Source records:
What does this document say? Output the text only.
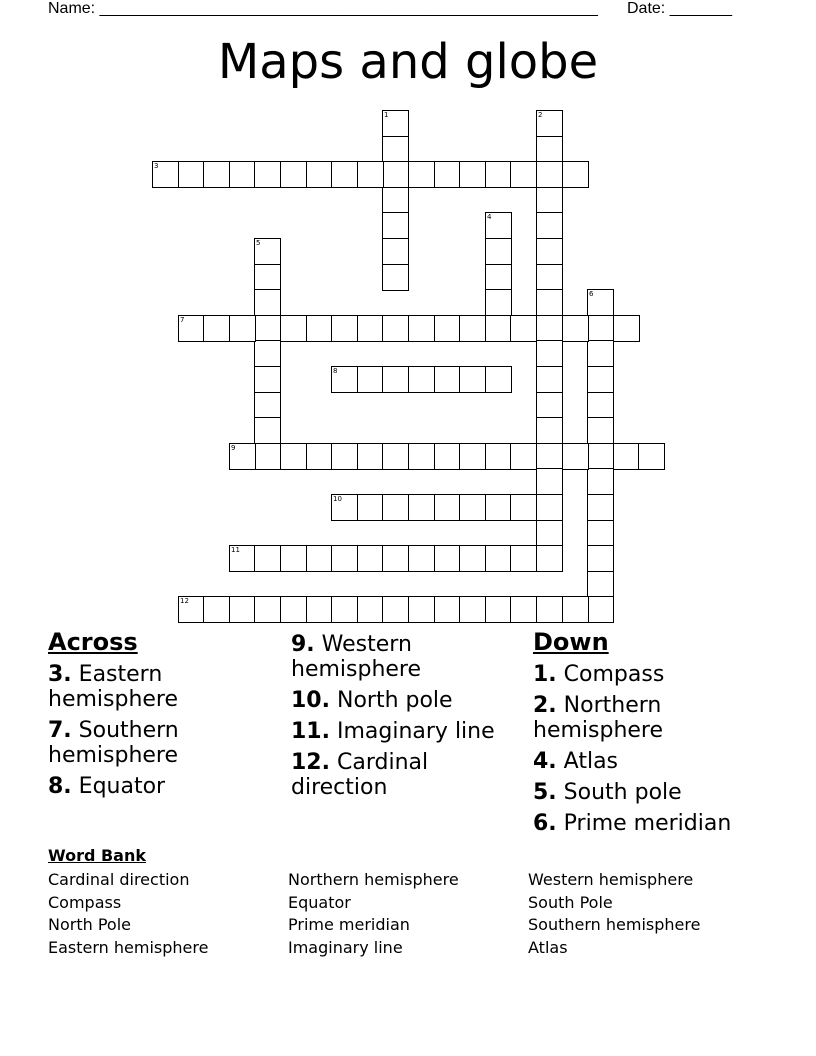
Name: ________________________________________________________ Date: _______
Maps and globe
1	2
3
4
5
6
7
8
9
10
11
12
Across
3. Eastern hemisphere
7. Southern hemisphere
8. Equator
9. Western hemisphere
10. North pole
11. Imaginary line
12. Cardinal direction
Down
1. Compass
2. Northern hemisphere
4. Atlas
5. South pole
6. Prime meridian
Word Bank
Cardinal direction
Compass
North Pole
Eastern hemisphere
Northern hemisphere
Equator
Prime meridian
Imaginary line
Western hemisphere
South Pole
Southern hemisphere
Atlas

Stated task:
Write out the listing word for word, omitting the pictures it holds.

Exercise answer:
What does this document say? Output the text only.
Name: ________________________________________________________ Date: _______
Maps and globe
1	2
3
4
5
6
7
8
9
10
11
12
Across
3. Eastern hemisphere
7. Southern hemisphere
8. Equator
9. Western hemisphere
10. North pole
11. Imaginary line
12. Cardinal direction
Down
1. Compass
2. Northern hemisphere
4. Atlas
5. South pole
6. Prime meridian
Word Bank
Cardinal direction
Compass
North Pole
Eastern hemisphere
Northern hemisphere
Equator
Prime meridian
Imaginary line
Western hemisphere
South Pole
Southern hemisphere
Atlas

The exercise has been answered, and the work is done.